The records that follow should be retyped word for word.

□ □ □ □

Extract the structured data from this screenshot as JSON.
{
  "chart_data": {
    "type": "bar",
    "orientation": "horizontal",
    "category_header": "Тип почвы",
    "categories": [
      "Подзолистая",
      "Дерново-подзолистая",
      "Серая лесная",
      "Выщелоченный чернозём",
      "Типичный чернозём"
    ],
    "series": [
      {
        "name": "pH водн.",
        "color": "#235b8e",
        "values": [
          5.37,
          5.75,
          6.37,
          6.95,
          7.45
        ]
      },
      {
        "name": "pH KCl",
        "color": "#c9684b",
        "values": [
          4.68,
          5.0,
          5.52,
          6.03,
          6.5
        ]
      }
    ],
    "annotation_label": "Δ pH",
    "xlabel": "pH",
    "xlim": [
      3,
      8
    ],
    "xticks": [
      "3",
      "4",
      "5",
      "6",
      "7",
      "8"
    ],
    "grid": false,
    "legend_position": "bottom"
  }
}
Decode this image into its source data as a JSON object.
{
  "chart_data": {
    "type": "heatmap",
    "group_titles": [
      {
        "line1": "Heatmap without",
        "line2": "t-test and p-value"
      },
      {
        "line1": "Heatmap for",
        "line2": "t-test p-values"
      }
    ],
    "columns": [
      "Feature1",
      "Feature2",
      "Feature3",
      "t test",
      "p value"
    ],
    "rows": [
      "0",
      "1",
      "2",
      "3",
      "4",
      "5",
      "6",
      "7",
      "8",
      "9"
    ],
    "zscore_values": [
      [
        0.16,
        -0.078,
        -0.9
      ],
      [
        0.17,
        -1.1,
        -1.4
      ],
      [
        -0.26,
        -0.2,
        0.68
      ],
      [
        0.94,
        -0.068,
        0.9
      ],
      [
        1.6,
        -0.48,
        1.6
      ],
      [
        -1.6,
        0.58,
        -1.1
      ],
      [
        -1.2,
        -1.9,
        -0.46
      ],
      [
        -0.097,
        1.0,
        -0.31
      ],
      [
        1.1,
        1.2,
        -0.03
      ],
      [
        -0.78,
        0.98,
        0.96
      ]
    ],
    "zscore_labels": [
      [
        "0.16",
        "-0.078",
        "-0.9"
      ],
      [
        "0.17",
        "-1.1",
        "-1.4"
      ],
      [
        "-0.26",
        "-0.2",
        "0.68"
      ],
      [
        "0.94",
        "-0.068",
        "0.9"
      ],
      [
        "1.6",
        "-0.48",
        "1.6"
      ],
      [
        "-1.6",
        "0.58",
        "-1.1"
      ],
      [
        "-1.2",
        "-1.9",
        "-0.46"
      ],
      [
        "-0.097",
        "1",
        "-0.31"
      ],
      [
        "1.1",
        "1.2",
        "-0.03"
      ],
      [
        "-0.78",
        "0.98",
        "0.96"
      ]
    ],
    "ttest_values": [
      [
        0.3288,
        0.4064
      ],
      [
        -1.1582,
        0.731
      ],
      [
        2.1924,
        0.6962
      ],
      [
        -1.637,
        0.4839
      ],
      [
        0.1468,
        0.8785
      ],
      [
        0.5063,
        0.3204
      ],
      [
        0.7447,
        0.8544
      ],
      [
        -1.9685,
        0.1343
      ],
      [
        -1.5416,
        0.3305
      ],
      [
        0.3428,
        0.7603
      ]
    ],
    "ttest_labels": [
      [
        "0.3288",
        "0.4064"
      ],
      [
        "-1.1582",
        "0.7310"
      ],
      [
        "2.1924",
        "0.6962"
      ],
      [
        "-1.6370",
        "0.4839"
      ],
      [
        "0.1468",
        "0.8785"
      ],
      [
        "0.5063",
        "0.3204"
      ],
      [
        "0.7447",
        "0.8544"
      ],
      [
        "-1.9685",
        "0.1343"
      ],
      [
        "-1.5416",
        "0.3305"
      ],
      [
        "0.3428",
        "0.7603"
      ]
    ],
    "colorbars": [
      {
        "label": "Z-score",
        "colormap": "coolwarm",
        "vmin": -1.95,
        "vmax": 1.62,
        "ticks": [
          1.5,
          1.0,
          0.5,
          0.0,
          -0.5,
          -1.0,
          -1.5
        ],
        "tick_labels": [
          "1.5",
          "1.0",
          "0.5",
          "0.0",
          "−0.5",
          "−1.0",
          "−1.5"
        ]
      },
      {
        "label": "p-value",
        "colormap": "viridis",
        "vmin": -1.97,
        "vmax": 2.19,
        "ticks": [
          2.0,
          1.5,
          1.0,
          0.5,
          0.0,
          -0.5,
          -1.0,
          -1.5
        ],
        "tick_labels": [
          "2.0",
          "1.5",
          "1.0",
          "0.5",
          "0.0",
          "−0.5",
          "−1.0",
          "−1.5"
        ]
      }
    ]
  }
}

□ □ □ □

> [COMPLETE OUTPUT]
Extract the structured data from this screenshot as JSON.
{
  "chart_data": {
    "type": "bar",
    "orientation": "horizontal",
    "category_header": "Тип почвы",
    "categories": [
      "Подзолистая",
      "Дерново-подзолистая",
      "Серая лесная",
      "Выщелоченный чернозём",
      "Типичный чернозём"
    ],
    "series": [
      {
        "name": "pH водн.",
        "color": "#235b8e",
        "values": [
          5.37,
          5.75,
          6.37,
          6.95,
          7.45
        ]
      },
      {
        "name": "pH KCl",
        "color": "#c9684b",
        "values": [
          4.68,
          5.0,
          5.52,
          6.03,
          6.5
        ]
      }
    ],
    "annotation_label": "Δ pH",
    "xlabel": "pH",
    "xlim": [
      3,
      8
    ],
    "xticks": [
      "3",
      "4",
      "5",
      "6",
      "7",
      "8"
    ],
    "grid": false,
    "legend_position": "bottom"
  }
}
Decode this image into its source data as a JSON object.
{
  "chart_data": {
    "type": "heatmap",
    "group_titles": [
      {
        "line1": "Heatmap without",
        "line2": "t-test and p-value"
      },
      {
        "line1": "Heatmap for",
        "line2": "t-test p-values"
      }
    ],
    "columns": [
      "Feature1",
      "Feature2",
      "Feature3",
      "t test",
      "p value"
    ],
    "rows": [
      "0",
      "1",
      "2",
      "3",
      "4",
      "5",
      "6",
      "7",
      "8",
      "9"
    ],
    "zscore_values": [
      [
        0.16,
        -0.078,
        -0.9
      ],
      [
        0.17,
        -1.1,
        -1.4
      ],
      [
        -0.26,
        -0.2,
        0.68
      ],
      [
        0.94,
        -0.068,
        0.9
      ],
      [
        1.6,
        -0.48,
        1.6
      ],
      [
        -1.6,
        0.58,
        -1.1
      ],
      [
        -1.2,
        -1.9,
        -0.46
      ],
      [
        -0.097,
        1.0,
        -0.31
      ],
      [
        1.1,
        1.2,
        -0.03
      ],
      [
        -0.78,
        0.98,
        0.96
      ]
    ],
    "zscore_labels": [
      [
        "0.16",
        "-0.078",
        "-0.9"
      ],
      [
        "0.17",
        "-1.1",
        "-1.4"
      ],
      [
        "-0.26",
        "-0.2",
        "0.68"
      ],
      [
        "0.94",
        "-0.068",
        "0.9"
      ],
      [
        "1.6",
        "-0.48",
        "1.6"
      ],
      [
        "-1.6",
        "0.58",
        "-1.1"
      ],
      [
        "-1.2",
        "-1.9",
        "-0.46"
      ],
      [
        "-0.097",
        "1",
        "-0.31"
      ],
      [
        "1.1",
        "1.2",
        "-0.03"
      ],
      [
        "-0.78",
        "0.98",
        "0.96"
      ]
    ],
    "ttest_values": [
      [
        0.3288,
        0.4064
      ],
      [
        -1.1582,
        0.731
      ],
      [
        2.1924,
        0.6962
      ],
      [
        -1.637,
        0.4839
      ],
      [
        0.1468,
        0.8785
      ],
      [
        0.5063,
        0.3204
      ],
      [
        0.7447,
        0.8544
      ],
      [
        -1.9685,
        0.1343
      ],
      [
        -1.5416,
        0.3305
      ],
      [
        0.3428,
        0.7603
      ]
    ],
    "ttest_labels": [
      [
        "0.3288",
        "0.4064"
      ],
      [
        "-1.1582",
        "0.7310"
      ],
      [
        "2.1924",
        "0.6962"
      ],
      [
        "-1.6370",
        "0.4839"
      ],
      [
        "0.1468",
        "0.8785"
      ],
      [
        "0.5063",
        "0.3204"
      ],
      [
        "0.7447",
        "0.8544"
      ],
      [
        "-1.9685",
        "0.1343"
      ],
      [
        "-1.5416",
        "0.3305"
      ],
      [
        "0.3428",
        "0.7603"
      ]
    ],
    "colorbars": [
      {
        "label": "Z-score",
        "colormap": "coolwarm",
        "vmin": -1.95,
        "vmax": 1.62,
        "ticks": [
          1.5,
          1.0,
          0.5,
          0.0,
          -0.5,
          -1.0,
          -1.5
        ],
        "tick_labels": [
          "1.5",
          "1.0",
          "0.5",
          "0.0",
          "−0.5",
          "−1.0",
          "−1.5"
        ]
      },
      {
        "label": "p-value",
        "colormap": "viridis",
        "vmin": -1.97,
        "vmax": 2.19,
        "ticks": [
          2.0,
          1.5,
          1.0,
          0.5,
          0.0,
          -0.5,
          -1.0,
          -1.5
        ],
        "tick_labels": [
          "2.0",
          "1.5",
          "1.0",
          "0.5",
          "0.0",
          "−0.5",
          "−1.0",
          "−1.5"
        ]
      }
    ]
  }
}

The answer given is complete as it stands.